Extracted records >>

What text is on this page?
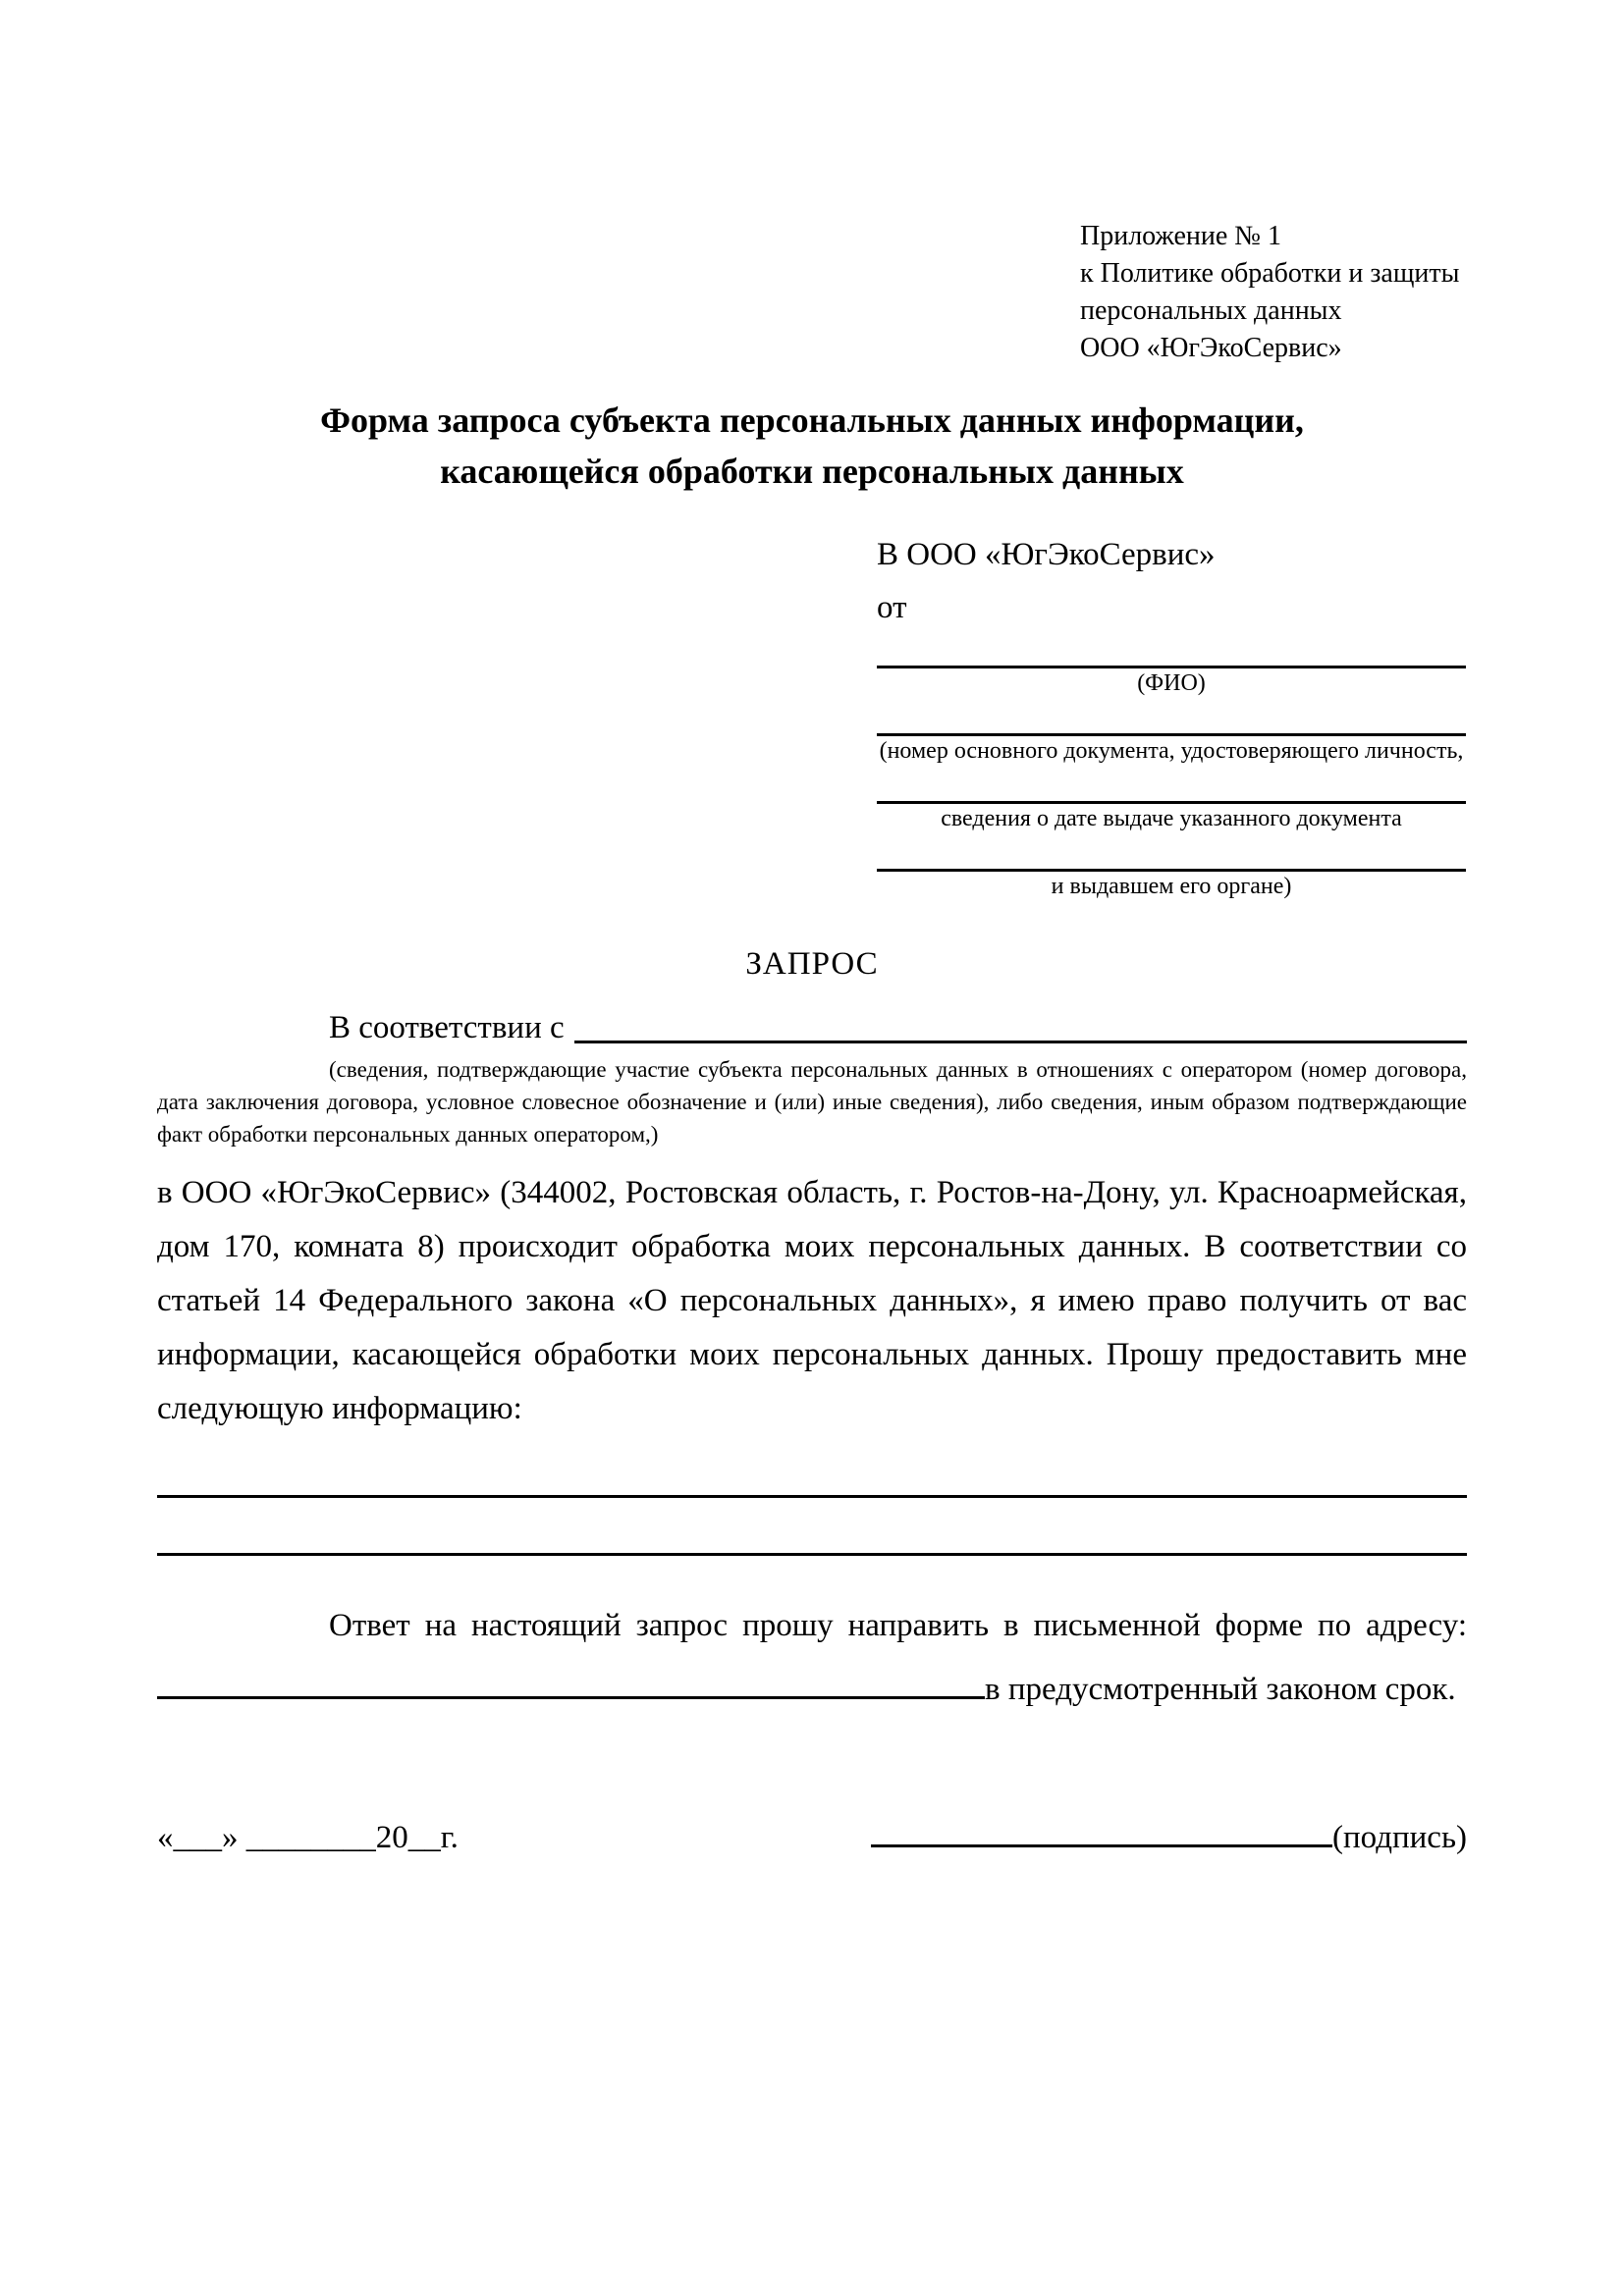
Приложение № 1
к Политике обработки и защиты
персональных данных
ООО «ЮгЭкоСервис»
Форма запроса субъекта персональных данных информации,
касающейся обработки персональных данных
В ООО «ЮгЭкоСервис»
от
(ФИО)
(номер основного документа, удостоверяющего личность,
сведения о дате выдаче указанного документа
и выдавшем его органе)
ЗАПРОС
В соответствии с
(сведения, подтверждающие участие субъекта персональных данных в отношениях с оператором (номер договора, дата заключения договора, условное словесное обозначение и (или) иные сведения), либо сведения, иным образом подтверждающие факт обработки персональных данных оператором,)
в ООО «ЮгЭкоСервис» (344002, Ростовская область, г. Ростов-на-Дону, ул. Красноармейская, дом 170, комната 8) происходит обработка моих персональных данных. В соответствии со статьей 14 Федерального закона «О персональных данных», я имею право получить от вас информации, касающейся обработки моих персональных данных. Прошу предоставить мне следующую информацию:
Ответ на настоящий запрос прошу направить в письменной форме по адресу:
в предусмотренный законом срок.
«___» ________20__г.	(подпись)
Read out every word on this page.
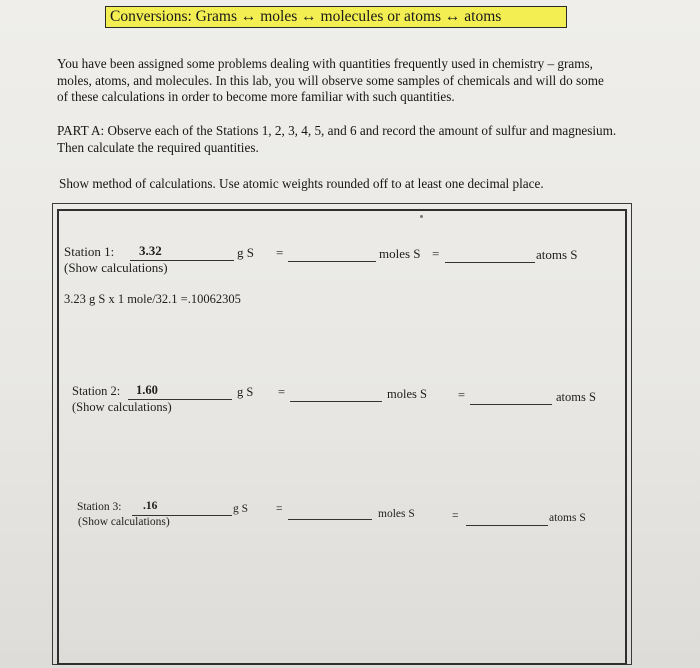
Conversions: Grams ↔ moles ↔ molecules or atoms ↔ atoms
You have been assigned some problems dealing with quantities frequently used in chemistry – grams, moles, atoms, and molecules. In this lab, you will observe some samples of chemicals and will do some of these calculations in order to become more familiar with such quantities.
PART A: Observe each of the Stations 1, 2, 3, 4, 5, and 6 and record the amount of sulfur and magnesium. Then calculate the required quantities.
Show method of calculations. Use atomic weights rounded off to at least one decimal place.
Station 1: 3.32	g S =	moles S =	atoms S
(Show calculations)
3.23 g S x 1 mole/32.1 =.10062305
Station 2: 1.60	g S =	moles S =	atoms S
(Show calculations)
Station 3: .16	g S =	moles S	=	atoms S
(Show calculations)
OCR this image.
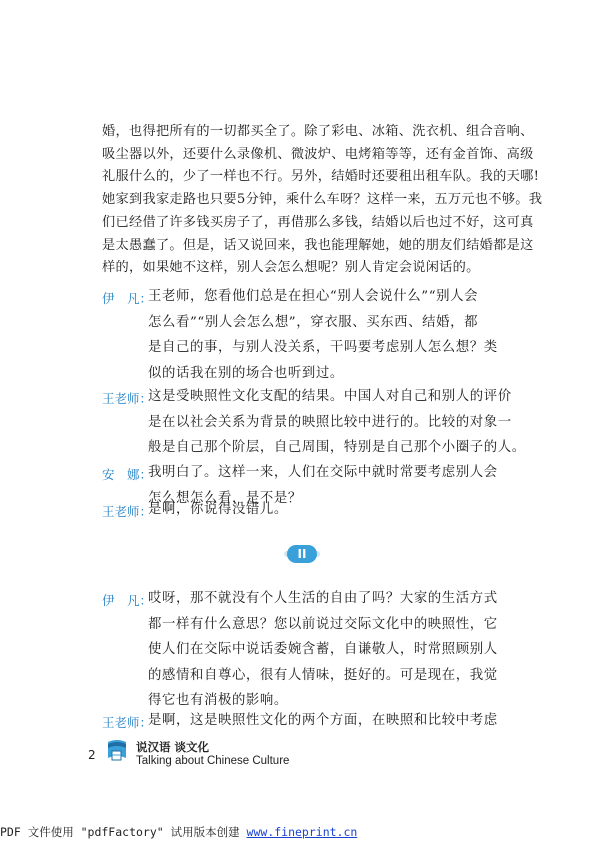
婚，也得把所有的一切都买全了。除了彩电、冰箱、洗衣机、组合音响、
吸尘器以外，还要什么录像机、微波炉、电烤箱等等，还有金首饰、高级
礼服什么的，少了一样也不行。另外，结婚时还要租出租车队。我的天哪!
她家到我家走路也只要5分钟，乘什么车呀？这样一来，五万元也不够。我
们已经借了许多钱买房子了，再借那么多钱，结婚以后也过不好，这可真
是太愚蠢了。但是，话又说回来，我也能理解她，她的朋友们结婚都是这
样的，如果她不这样，别人会怎么想呢？别人肯定会说闲话的。
伊　凡：
王老师，您看他们总是在担心“别人会说什么”“别人会
怎么看”“别人会怎么想”，穿衣服、买东西、结婚，都
是自己的事，与别人没关系，干吗要考虑别人怎么想？类
似的话我在别的场合也听到过。
王老师：
这是受映照性文化支配的结果。中国人对自己和别人的评价
是在以社会关系为背景的映照比较中进行的。比较的对象一
般是自己那个阶层，自己周围，特别是自己那个小圈子的人。
安　娜：
我明白了。这样一来，人们在交际中就时常要考虑别人会
怎么想怎么看，是不是？
王老师：
是啊，你说得没错儿。
II
伊　凡：
哎呀，那不就没有个人生活的自由了吗？大家的生活方式
都一样有什么意思？您以前说过交际文化中的映照性，它
使人们在交际中说话委婉含蓄，自谦敬人，时常照顾别人
的感情和自尊心，很有人情味，挺好的。可是现在，我觉
得它也有消极的影响。
王老师：
是啊，这是映照性文化的两个方面，在映照和比较中考虑
2
说汉语 谈文化
Talking about Chinese Culture
PDF 文件使用 "pdfFactory" 试用版本创建 www.fineprint.cn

Brief >> The lines from the one holding "OCR this image." through the end of the material above are to be echoed exactly, both ends included. Do not include pictures.

Response to the exercise >>
OCR this image.
婚，也得把所有的一切都买全了。除了彩电、冰箱、洗衣机、组合音响、
吸尘器以外，还要什么录像机、微波炉、电烤箱等等，还有金首饰、高级
礼服什么的，少了一样也不行。另外，结婚时还要租出租车队。我的天哪!
她家到我家走路也只要5分钟，乘什么车呀？这样一来，五万元也不够。我
们已经借了许多钱买房子了，再借那么多钱，结婚以后也过不好，这可真
是太愚蠢了。但是，话又说回来，我也能理解她，她的朋友们结婚都是这
样的，如果她不这样，别人会怎么想呢？别人肯定会说闲话的。
伊　凡：
王老师，您看他们总是在担心“别人会说什么”“别人会
怎么看”“别人会怎么想”，穿衣服、买东西、结婚，都
是自己的事，与别人没关系，干吗要考虑别人怎么想？类
似的话我在别的场合也听到过。
王老师：
这是受映照性文化支配的结果。中国人对自己和别人的评价
是在以社会关系为背景的映照比较中进行的。比较的对象一
般是自己那个阶层，自己周围，特别是自己那个小圈子的人。
安　娜：
我明白了。这样一来，人们在交际中就时常要考虑别人会
怎么想怎么看，是不是？
王老师：
是啊，你说得没错儿。
II
伊　凡：
哎呀，那不就没有个人生活的自由了吗？大家的生活方式
都一样有什么意思？您以前说过交际文化中的映照性，它
使人们在交际中说话委婉含蓄，自谦敬人，时常照顾别人
的感情和自尊心，很有人情味，挺好的。可是现在，我觉
得它也有消极的影响。
王老师：
是啊，这是映照性文化的两个方面，在映照和比较中考虑
2
说汉语 谈文化
Talking about Chinese Culture
PDF 文件使用 "pdfFactory" 试用版本创建 www.fineprint.cn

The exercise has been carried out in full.